** BEGIN Source document **

Especially Gomuks, by far the worst offender. It consumes nearly a gigabyte of memory and it’s a TUI.
Also doesn’t force e2ee
Matrix sucks but emojis :3
The issue has historically been with the server. (It was buggy as hell) These days it is much more stable and less prone to collapse.
I don’t like Matrix because it gives a option to not encrypt communications. Encryption should be enforced and transparent
I think it more comes down to it not being Discord than people liking it.
Well, it’s not privacy-focused… but I do like Revolt for this purpose. It’s performant, looks very similar to Discord, and I think they’re adding E2EE eventually.
It is centralized and the moderation suck. They banned people for being homophobic because they said they were Christian. You can find more information online.
I attempted to find evidence to support this.
I found one reddit post claiming this, but they themselves did not provide any evidence.
Not exactly the most compelling piece of evidence, and this was all I could find.
I can’t find it now but there was a person who was banned for saying the were Christian. They didn’t say anything more and the could as well been LGBQ+. There were a few other instances that I am forgetting of bad moderation.

** END Source document **
** BEGIN Supplied entries **

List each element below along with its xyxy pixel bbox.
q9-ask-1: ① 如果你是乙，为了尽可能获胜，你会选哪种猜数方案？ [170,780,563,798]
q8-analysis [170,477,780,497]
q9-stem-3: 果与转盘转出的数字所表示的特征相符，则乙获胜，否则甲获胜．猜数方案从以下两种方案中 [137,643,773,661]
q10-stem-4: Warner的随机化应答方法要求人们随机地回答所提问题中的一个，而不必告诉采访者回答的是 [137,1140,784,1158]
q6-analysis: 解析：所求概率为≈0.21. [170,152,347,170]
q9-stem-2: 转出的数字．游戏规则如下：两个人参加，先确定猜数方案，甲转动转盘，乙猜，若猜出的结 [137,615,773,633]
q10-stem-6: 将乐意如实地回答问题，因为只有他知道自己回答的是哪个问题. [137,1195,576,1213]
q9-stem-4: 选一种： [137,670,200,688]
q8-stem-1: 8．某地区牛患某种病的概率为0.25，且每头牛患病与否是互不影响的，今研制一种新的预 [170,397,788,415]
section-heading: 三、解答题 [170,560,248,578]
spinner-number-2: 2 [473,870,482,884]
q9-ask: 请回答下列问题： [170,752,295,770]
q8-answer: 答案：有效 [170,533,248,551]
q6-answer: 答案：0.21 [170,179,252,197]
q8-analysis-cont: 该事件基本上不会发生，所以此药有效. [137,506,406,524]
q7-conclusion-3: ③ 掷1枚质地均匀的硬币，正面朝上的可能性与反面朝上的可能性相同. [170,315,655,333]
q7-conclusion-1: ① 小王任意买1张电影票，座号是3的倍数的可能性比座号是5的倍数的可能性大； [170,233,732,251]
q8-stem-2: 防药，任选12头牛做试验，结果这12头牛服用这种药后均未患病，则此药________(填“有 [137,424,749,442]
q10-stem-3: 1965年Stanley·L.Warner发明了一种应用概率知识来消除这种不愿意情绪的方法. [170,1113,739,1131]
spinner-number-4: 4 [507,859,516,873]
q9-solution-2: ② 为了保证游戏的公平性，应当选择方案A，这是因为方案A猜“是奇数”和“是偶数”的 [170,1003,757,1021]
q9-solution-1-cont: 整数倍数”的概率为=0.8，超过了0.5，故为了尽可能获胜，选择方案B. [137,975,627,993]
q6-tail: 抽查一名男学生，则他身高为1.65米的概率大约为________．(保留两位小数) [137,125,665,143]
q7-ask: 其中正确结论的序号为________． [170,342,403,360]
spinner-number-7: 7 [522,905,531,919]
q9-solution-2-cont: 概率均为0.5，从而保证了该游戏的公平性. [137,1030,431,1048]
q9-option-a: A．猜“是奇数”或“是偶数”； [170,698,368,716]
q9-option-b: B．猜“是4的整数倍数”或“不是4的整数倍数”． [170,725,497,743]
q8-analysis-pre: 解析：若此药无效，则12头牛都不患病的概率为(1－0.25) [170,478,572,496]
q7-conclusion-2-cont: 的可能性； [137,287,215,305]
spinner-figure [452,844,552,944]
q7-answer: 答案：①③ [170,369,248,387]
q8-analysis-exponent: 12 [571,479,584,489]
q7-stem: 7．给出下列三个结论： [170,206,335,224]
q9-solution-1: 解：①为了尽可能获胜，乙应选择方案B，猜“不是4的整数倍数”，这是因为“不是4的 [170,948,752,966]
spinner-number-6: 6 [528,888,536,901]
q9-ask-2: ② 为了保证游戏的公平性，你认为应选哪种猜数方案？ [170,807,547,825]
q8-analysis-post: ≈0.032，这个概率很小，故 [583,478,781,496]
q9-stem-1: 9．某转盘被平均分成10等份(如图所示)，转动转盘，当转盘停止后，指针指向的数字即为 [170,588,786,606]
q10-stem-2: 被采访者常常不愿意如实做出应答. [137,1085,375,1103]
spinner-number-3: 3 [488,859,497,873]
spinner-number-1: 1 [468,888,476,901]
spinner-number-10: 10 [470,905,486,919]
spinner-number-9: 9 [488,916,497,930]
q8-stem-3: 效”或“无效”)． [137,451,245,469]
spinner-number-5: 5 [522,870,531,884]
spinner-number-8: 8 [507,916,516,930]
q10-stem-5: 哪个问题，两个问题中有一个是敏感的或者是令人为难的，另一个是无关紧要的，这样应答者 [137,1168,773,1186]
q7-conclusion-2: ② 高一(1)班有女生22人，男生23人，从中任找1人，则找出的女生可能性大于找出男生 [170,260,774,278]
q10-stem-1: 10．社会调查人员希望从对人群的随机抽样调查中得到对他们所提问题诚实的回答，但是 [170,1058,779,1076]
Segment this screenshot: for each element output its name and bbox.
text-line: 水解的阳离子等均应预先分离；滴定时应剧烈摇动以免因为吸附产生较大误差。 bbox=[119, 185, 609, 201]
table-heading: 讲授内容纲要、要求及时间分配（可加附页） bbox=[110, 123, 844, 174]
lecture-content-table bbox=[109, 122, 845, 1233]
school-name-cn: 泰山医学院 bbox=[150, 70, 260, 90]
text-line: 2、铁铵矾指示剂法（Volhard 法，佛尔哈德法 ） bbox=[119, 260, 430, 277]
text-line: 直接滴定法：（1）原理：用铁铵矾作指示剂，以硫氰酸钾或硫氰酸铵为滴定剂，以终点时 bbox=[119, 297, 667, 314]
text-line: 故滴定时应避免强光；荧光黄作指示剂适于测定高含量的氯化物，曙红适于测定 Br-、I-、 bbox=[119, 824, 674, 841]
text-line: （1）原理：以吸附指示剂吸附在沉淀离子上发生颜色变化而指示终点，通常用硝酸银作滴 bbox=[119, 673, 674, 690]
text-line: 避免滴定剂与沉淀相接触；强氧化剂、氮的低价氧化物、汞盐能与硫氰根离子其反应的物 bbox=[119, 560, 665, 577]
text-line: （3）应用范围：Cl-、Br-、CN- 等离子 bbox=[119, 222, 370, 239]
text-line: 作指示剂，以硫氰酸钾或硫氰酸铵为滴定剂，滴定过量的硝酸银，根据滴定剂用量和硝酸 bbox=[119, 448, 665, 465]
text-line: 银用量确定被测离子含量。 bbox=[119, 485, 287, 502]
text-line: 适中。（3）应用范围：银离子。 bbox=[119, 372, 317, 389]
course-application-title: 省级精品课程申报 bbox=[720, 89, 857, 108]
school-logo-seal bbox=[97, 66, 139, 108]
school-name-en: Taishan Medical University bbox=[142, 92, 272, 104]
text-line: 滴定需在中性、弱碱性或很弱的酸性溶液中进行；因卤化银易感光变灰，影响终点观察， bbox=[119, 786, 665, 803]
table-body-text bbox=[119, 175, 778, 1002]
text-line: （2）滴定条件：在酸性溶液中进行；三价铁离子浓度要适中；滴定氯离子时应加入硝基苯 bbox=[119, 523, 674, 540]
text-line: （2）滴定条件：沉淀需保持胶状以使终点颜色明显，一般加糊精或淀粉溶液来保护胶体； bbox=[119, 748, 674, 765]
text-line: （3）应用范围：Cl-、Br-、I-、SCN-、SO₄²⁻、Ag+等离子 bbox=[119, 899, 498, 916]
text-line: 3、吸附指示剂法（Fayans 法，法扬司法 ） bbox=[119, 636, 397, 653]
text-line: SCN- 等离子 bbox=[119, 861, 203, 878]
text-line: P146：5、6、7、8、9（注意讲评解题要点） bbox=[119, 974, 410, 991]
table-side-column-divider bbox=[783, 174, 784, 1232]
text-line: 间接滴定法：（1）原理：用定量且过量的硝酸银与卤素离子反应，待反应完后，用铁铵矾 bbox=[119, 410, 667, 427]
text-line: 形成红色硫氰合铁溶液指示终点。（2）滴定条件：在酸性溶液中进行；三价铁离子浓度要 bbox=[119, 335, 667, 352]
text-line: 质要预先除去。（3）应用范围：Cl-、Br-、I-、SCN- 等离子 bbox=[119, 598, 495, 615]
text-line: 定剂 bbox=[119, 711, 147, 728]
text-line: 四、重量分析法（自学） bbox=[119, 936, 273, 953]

** END Supplied entries **

__Written tasks__:
1. According to the chat app discussion, how much memory does Gomuks use?
2. Pick up the chat app discussion right after its last comment and keep it going.

__Outputs by task__:
1. Nearly a gigabyte.

2.
Anyway the centralized nature of Revolt Chat makes it no very appealing for me.
I agree with this. I will probably stick with either matrix or xmpp due, to their federated nature, and strong E2EE. Matrix is a better discord replacement, as it has more features, is more standardized, has a better web client, and has “spaces”, which are somewhat analogous to discord servers.
Xmpp however, is much more lightweight on both servers and clients than matrix, and it’s E2EE works more reliably (none of that "failed to decrypt nonsense), and makes a better E2EE messenger.
It is selfhostable though, so moderation would be an issue of individual servers rather than the whole thing.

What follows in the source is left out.